* **Short task**:
Go through the entries below and print each one exactly, leaving out pictures.

* **Supplied entries**:
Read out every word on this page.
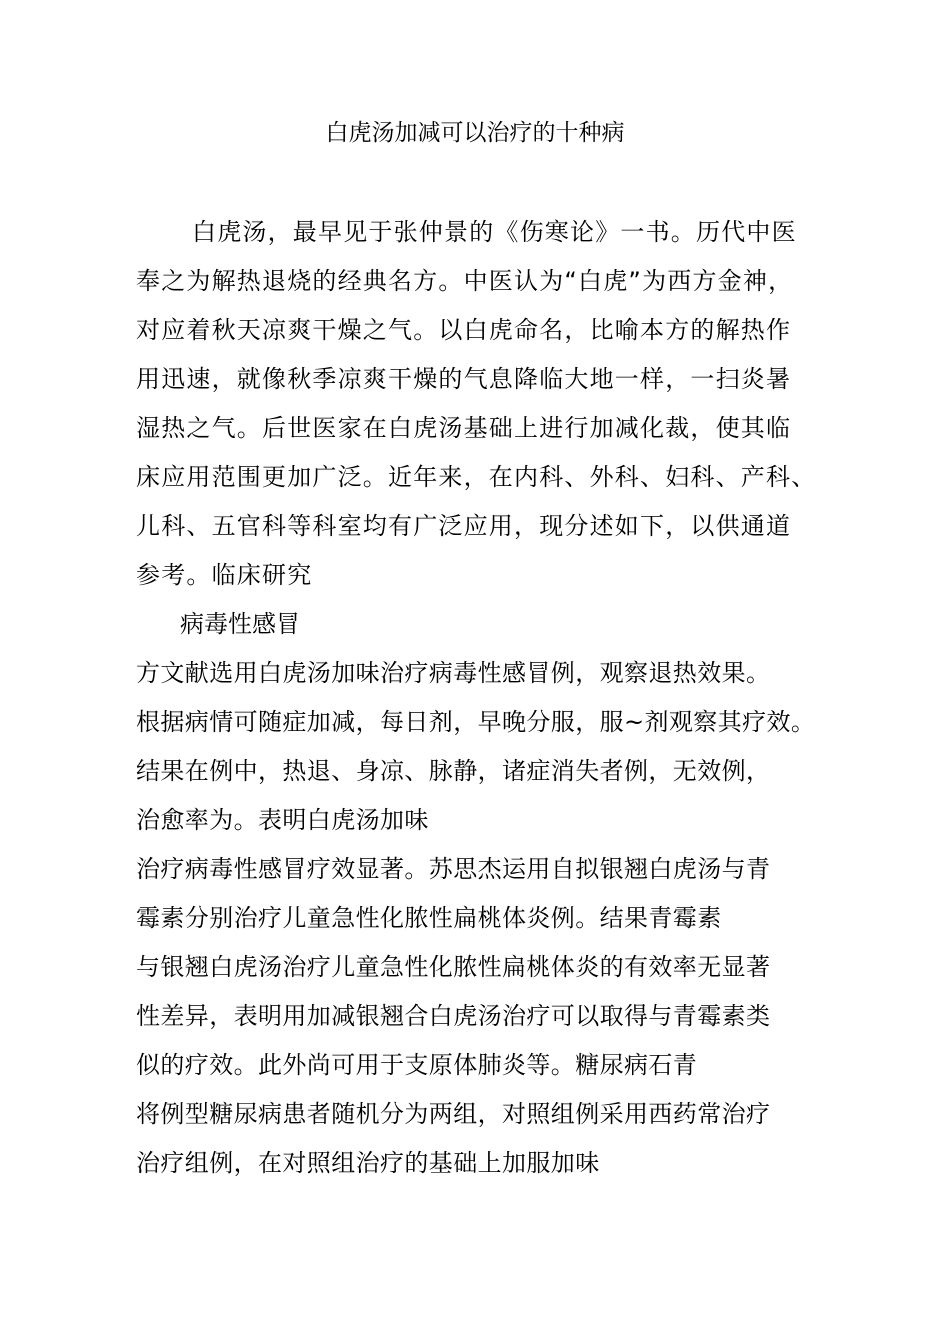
白虎汤加减可以治疗的十种病
白虎汤，最早见于张仲景的《伤寒论》一书。历代中医
奉之为解热退烧的经典名方。中医认为“白虎”为西方金神，
对应着秋天凉爽干燥之气。以白虎命名，比喻本方的解热作
用迅速，就像秋季凉爽干燥的气息降临大地一样，一扫炎暑
湿热之气。后世医家在白虎汤基础上进行加减化裁，使其临
床应用范围更加广泛。近年来，在内科、外科、妇科、产科、
儿科、五官科等科室均有广泛应用，现分述如下，以供通道
参考。临床研究
病毒性感冒
方文献选用白虎汤加味治疗病毒性感冒例，观察退热效果。
根据病情可随症加减，每日剂，早晚分服，服~剂观察其疗效。
结果在例中，热退、身凉、脉静，诸症消失者例，无效例，
治愈率为。表明白虎汤加味
治疗病毒性感冒疗效显著。苏思杰运用自拟银翘白虎汤与青
霉素分别治疗儿童急性化脓性扁桃体炎例。结果青霉素
与银翘白虎汤治疗儿童急性化脓性扁桃体炎的有效率无显著
性差异，表明用加减银翘合白虎汤治疗可以取得与青霉素类
似的疗效。此外尚可用于支原体肺炎等。糖尿病石青
将例型糖尿病患者随机分为两组，对照组例采用西药常治疗
治疗组例，在对照组治疗的基础上加服加味
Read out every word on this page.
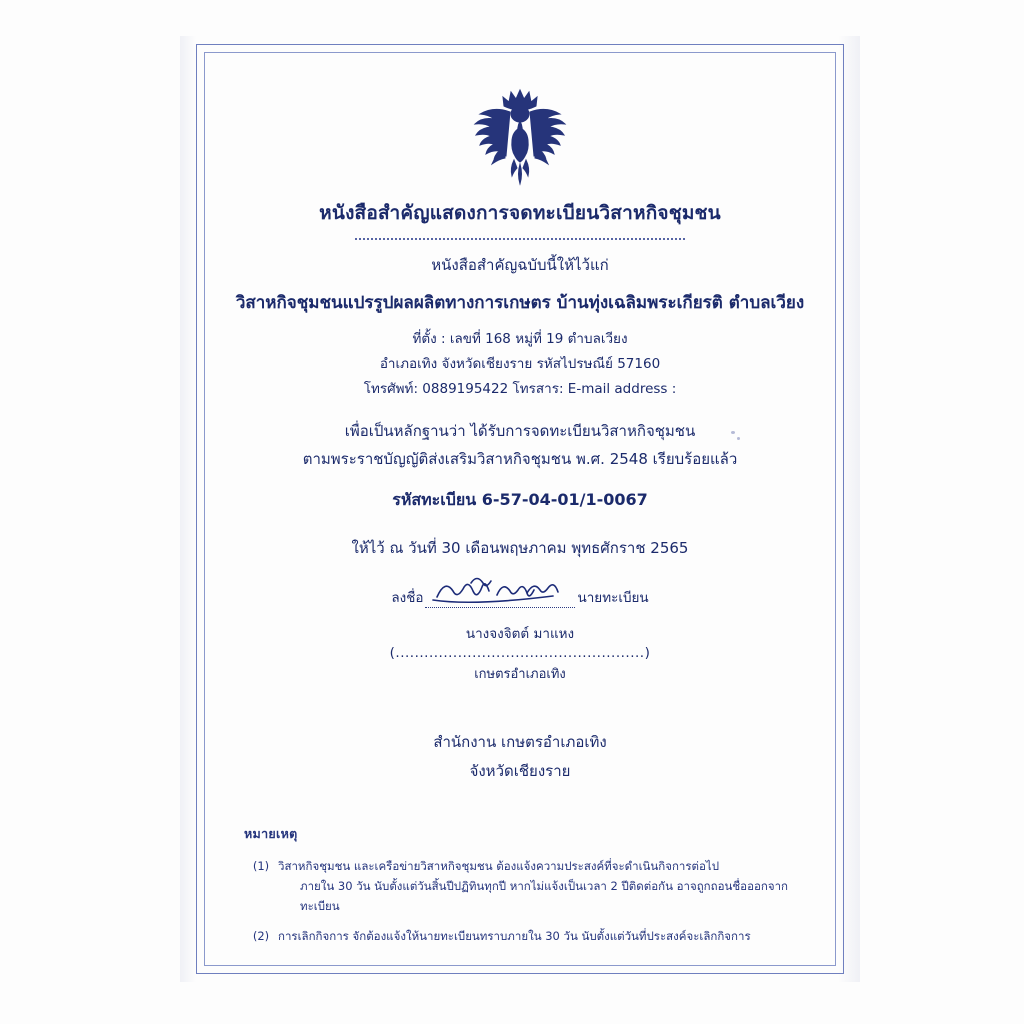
หนังสือสำคัญแสดงการจดทะเบียนวิสาหกิจชุมชน
หนังสือสำคัญฉบับนี้ให้ไว้แก่
วิสาหกิจชุมชนแปรรูปผลผลิตทางการเกษตร บ้านทุ่งเฉลิมพระเกียรติ ตำบลเวียง
ที่ตั้ง : เลขที่ 168 หมู่ที่ 19 ตำบลเวียง
อำเภอเทิง จังหวัดเชียงราย รหัสไปรษณีย์ 57160
โทรศัพท์: 0889195422 โทรสาร: E-mail address :
เพื่อเป็นหลักฐานว่า ได้รับการจดทะเบียนวิสาหกิจชุมชน
ตามพระราชบัญญัติส่งเสริมวิสาหกิจชุมชน พ.ศ. 2548 เรียบร้อยแล้ว
รหัสทะเบียน 6-57-04-01/1-0067
ให้ไว้ ณ วันที่ 30 เดือนพฤษภาคม พุทธศักราช 2565
ลงชื่อ	นายทะเบียน
นางจงจิตต์ มาแหง
(....................................................)
เกษตรอำเภอเทิง
สำนักงาน เกษตรอำเภอเทิง
จังหวัดเชียงราย
หมายเหตุ
(1) วิสาหกิจชุมชน และเครือข่ายวิสาหกิจชุมชน ต้องแจ้งความประสงค์ที่จะดำเนินกิจการต่อไป
ภายใน 30 วัน นับตั้งแต่วันสิ้นปีปฏิทินทุกปี หากไม่แจ้งเป็นเวลา 2 ปีติดต่อกัน อาจถูกถอนชื่อออกจากทะเบียน
(2) การเลิกกิจการ จักต้องแจ้งให้นายทะเบียนทราบภายใน 30 วัน นับตั้งแต่วันที่ประสงค์จะเลิกกิจการ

* **Result**:
Read out every word on this page.
白虎汤加减可以治疗的十种病
白虎汤，最早见于张仲景的《伤寒论》一书。历代中医
奉之为解热退烧的经典名方。中医认为“白虎”为西方金神，
对应着秋天凉爽干燥之气。以白虎命名，比喻本方的解热作
用迅速，就像秋季凉爽干燥的气息降临大地一样，一扫炎暑
湿热之气。后世医家在白虎汤基础上进行加减化裁，使其临
床应用范围更加广泛。近年来，在内科、外科、妇科、产科、
儿科、五官科等科室均有广泛应用，现分述如下，以供通道
参考。临床研究
病毒性感冒
方文献选用白虎汤加味治疗病毒性感冒例，观察退热效果。
根据病情可随症加减，每日剂，早晚分服，服~剂观察其疗效。
结果在例中，热退、身凉、脉静，诸症消失者例，无效例，
治愈率为。表明白虎汤加味
治疗病毒性感冒疗效显著。苏思杰运用自拟银翘白虎汤与青
霉素分别治疗儿童急性化脓性扁桃体炎例。结果青霉素
与银翘白虎汤治疗儿童急性化脓性扁桃体炎的有效率无显著
性差异，表明用加减银翘合白虎汤治疗可以取得与青霉素类
似的疗效。此外尚可用于支原体肺炎等。糖尿病石青
将例型糖尿病患者随机分为两组，对照组例采用西药常治疗
治疗组例，在对照组治疗的基础上加服加味
Read out every word on this page.
หนังสือสำคัญแสดงการจดทะเบียนวิสาหกิจชุมชน
หนังสือสำคัญฉบับนี้ให้ไว้แก่
วิสาหกิจชุมชนแปรรูปผลผลิตทางการเกษตร บ้านทุ่งเฉลิมพระเกียรติ ตำบลเวียง
ที่ตั้ง : เลขที่ 168 หมู่ที่ 19 ตำบลเวียง
อำเภอเทิง จังหวัดเชียงราย รหัสไปรษณีย์ 57160
โทรศัพท์: 0889195422 โทรสาร: E-mail address :
เพื่อเป็นหลักฐานว่า ได้รับการจดทะเบียนวิสาหกิจชุมชน
ตามพระราชบัญญัติส่งเสริมวิสาหกิจชุมชน พ.ศ. 2548 เรียบร้อยแล้ว
รหัสทะเบียน 6-57-04-01/1-0067
ให้ไว้ ณ วันที่ 30 เดือนพฤษภาคม พุทธศักราช 2565
ลงชื่อ	นายทะเบียน
นางจงจิตต์ มาแหง
(....................................................)
เกษตรอำเภอเทิง
สำนักงาน เกษตรอำเภอเทิง
จังหวัดเชียงราย
หมายเหตุ
(1) วิสาหกิจชุมชน และเครือข่ายวิสาหกิจชุมชน ต้องแจ้งความประสงค์ที่จะดำเนินกิจการต่อไป
ภายใน 30 วัน นับตั้งแต่วันสิ้นปีปฏิทินทุกปี หากไม่แจ้งเป็นเวลา 2 ปีติดต่อกัน อาจถูกถอนชื่อออกจากทะเบียน
(2) การเลิกกิจการ จักต้องแจ้งให้นายทะเบียนทราบภายใน 30 วัน นับตั้งแต่วันที่ประสงค์จะเลิกกิจการ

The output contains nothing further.